■ Given exercise ■
State only how many lines contain the string "title".
+ + +
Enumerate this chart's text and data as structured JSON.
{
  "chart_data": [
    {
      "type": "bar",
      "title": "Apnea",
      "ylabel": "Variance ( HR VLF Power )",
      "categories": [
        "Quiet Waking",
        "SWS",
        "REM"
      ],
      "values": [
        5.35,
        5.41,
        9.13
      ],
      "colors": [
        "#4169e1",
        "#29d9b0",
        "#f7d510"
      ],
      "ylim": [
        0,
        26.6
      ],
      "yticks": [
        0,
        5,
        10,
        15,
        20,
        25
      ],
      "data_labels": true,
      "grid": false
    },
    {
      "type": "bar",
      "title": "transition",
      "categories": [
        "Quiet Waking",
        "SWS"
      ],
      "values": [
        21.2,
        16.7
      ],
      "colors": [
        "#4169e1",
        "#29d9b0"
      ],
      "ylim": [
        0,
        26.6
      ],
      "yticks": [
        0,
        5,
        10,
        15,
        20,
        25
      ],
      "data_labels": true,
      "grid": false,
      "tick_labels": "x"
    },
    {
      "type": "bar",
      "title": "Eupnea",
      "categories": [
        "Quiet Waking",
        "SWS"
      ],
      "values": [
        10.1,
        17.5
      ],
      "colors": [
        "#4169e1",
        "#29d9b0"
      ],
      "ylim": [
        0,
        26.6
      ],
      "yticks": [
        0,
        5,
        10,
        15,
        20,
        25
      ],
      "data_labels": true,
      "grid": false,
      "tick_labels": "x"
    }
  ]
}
+ + +
■ Output of the exercise ■
3